**WHAT THIS TASK INVOLVES:**
Report the number of lines containing "title", with no other words.

**Items from a data source:**
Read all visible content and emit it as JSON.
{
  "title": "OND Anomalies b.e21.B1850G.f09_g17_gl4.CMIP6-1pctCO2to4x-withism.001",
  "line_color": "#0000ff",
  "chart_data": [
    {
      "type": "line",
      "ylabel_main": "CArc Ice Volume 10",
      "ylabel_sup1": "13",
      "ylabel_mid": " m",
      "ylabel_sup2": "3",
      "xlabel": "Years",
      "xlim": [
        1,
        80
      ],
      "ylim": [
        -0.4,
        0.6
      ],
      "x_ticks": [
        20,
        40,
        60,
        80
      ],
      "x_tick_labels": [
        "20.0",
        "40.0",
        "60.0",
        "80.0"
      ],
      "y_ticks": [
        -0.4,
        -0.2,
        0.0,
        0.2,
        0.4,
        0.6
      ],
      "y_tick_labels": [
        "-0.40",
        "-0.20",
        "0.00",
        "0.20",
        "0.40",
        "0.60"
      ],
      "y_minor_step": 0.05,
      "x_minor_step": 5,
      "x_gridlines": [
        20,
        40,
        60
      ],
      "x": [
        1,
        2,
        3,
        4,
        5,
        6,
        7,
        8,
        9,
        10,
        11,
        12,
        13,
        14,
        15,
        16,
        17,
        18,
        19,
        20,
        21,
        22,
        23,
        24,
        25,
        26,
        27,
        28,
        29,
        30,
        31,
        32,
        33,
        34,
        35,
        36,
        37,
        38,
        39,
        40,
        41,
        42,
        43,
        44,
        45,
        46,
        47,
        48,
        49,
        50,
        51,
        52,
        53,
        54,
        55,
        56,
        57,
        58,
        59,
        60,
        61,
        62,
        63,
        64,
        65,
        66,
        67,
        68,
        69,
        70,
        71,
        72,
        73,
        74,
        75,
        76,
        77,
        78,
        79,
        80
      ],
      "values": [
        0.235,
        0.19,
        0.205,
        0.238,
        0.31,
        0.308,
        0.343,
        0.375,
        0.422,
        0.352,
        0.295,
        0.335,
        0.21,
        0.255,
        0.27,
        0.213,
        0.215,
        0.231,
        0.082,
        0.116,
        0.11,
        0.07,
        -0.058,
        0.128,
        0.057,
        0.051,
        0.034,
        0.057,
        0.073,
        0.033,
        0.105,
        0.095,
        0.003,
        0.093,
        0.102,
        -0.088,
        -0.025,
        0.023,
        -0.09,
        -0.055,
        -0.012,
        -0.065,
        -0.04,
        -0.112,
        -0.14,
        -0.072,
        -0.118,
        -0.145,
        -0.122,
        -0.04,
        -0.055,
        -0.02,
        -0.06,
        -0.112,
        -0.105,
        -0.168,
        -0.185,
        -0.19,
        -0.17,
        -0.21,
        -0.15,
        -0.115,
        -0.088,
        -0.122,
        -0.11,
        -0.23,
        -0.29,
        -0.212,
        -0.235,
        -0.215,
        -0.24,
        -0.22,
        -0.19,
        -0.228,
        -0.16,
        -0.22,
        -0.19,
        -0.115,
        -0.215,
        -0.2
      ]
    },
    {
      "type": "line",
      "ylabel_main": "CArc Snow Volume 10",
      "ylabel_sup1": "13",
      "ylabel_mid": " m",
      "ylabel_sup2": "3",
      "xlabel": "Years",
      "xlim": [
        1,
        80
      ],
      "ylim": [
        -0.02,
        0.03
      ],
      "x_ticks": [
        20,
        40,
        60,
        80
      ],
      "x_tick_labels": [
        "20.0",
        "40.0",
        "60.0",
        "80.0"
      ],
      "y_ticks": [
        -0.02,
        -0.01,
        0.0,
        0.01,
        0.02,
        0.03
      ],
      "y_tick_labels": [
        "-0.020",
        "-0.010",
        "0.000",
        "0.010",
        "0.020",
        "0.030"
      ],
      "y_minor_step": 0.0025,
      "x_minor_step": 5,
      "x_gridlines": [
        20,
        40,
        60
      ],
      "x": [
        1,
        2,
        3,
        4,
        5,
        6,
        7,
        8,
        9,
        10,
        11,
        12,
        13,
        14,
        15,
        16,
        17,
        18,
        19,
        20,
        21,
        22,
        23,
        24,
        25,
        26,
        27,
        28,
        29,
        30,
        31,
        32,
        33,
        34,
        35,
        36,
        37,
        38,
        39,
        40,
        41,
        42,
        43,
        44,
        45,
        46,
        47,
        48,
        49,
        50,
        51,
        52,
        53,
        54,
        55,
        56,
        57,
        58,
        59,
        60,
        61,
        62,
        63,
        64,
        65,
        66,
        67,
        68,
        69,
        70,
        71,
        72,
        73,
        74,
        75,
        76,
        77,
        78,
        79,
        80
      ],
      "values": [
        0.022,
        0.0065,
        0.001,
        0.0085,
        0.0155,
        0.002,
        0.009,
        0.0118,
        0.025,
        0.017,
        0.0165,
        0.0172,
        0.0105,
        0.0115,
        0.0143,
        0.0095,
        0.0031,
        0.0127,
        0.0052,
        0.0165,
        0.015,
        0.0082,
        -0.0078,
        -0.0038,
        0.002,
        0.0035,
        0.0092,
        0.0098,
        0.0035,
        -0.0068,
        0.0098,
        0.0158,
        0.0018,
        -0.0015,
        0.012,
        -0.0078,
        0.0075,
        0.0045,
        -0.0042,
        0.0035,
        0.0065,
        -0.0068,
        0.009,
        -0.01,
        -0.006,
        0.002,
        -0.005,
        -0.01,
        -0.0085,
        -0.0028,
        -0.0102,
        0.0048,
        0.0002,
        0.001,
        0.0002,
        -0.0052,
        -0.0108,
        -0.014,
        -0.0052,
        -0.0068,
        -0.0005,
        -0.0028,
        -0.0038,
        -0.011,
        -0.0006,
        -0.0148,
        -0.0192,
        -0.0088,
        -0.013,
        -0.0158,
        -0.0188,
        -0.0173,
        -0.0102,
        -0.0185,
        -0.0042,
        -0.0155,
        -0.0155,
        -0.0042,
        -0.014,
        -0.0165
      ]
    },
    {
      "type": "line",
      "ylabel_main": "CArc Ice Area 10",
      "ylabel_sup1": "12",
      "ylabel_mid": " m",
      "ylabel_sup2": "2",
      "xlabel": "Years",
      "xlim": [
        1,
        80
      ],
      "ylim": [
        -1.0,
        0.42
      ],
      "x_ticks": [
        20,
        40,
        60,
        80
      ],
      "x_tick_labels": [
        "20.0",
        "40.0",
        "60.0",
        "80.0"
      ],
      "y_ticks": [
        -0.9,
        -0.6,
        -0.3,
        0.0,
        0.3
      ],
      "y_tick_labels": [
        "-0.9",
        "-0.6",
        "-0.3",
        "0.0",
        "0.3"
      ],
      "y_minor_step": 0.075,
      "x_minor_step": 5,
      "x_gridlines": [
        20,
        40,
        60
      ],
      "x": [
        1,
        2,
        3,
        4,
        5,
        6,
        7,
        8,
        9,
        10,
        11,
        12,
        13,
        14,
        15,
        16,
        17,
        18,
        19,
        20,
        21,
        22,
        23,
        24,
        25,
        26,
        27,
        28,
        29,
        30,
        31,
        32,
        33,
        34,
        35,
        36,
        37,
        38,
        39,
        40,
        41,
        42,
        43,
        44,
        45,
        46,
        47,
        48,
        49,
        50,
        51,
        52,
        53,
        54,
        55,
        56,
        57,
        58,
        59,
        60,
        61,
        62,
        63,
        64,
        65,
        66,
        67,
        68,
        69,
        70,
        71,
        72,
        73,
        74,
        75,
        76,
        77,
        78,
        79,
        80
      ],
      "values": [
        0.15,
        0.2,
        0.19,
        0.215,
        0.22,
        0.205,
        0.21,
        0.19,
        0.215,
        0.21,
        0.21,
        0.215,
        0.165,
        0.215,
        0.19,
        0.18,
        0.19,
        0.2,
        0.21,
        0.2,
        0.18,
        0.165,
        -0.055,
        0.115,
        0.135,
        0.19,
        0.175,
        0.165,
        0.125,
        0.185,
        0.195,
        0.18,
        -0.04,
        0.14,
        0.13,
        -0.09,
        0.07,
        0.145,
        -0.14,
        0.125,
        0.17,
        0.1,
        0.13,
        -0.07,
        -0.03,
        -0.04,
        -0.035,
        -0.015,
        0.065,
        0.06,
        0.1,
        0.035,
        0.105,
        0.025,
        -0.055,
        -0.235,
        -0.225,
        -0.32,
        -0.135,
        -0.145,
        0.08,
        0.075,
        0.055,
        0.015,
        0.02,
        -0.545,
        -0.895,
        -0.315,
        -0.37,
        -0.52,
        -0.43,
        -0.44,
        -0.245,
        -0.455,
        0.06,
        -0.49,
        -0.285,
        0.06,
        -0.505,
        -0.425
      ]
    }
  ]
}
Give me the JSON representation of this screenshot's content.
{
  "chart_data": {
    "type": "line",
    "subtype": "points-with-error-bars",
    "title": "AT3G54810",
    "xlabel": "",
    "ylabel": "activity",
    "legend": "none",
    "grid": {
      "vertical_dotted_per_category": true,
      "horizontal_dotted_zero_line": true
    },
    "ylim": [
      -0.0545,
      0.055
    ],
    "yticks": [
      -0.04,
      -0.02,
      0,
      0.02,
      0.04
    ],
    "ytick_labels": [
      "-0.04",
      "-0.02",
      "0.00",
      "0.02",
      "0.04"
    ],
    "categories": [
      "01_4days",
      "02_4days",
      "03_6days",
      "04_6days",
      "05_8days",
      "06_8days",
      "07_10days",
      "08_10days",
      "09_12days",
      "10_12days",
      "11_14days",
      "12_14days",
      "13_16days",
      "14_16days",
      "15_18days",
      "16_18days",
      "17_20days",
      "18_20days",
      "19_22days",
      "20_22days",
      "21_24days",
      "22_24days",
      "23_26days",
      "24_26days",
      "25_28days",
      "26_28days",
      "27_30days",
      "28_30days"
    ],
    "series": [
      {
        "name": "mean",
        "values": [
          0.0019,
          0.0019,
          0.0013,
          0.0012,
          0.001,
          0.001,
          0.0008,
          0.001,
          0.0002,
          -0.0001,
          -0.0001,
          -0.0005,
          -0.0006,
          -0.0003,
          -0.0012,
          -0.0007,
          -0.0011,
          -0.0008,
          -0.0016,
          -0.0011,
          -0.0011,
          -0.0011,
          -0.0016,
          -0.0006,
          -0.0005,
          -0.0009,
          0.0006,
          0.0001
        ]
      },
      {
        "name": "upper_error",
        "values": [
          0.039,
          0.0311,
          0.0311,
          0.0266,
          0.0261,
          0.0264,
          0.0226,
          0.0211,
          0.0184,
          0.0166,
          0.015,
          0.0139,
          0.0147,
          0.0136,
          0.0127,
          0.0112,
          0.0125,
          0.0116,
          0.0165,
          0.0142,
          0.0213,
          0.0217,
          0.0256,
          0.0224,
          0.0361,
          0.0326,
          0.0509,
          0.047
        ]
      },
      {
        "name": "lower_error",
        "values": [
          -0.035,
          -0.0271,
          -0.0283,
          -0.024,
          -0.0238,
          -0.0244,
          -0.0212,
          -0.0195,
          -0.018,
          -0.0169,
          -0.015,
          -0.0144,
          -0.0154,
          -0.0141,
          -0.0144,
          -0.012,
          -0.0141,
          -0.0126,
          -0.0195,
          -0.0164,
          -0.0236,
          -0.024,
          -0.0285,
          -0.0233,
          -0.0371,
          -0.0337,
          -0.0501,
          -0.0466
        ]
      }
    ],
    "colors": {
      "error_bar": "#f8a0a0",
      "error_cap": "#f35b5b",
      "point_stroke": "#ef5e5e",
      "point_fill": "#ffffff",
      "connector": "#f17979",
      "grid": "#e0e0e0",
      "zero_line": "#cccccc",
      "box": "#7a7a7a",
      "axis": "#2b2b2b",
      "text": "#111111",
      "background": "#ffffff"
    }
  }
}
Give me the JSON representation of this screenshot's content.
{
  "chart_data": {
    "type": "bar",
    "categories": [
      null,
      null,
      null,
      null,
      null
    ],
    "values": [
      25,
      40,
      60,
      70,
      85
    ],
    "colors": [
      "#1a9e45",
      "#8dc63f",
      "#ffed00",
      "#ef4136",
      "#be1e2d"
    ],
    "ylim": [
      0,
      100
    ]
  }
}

**FINAL RESULT:**
2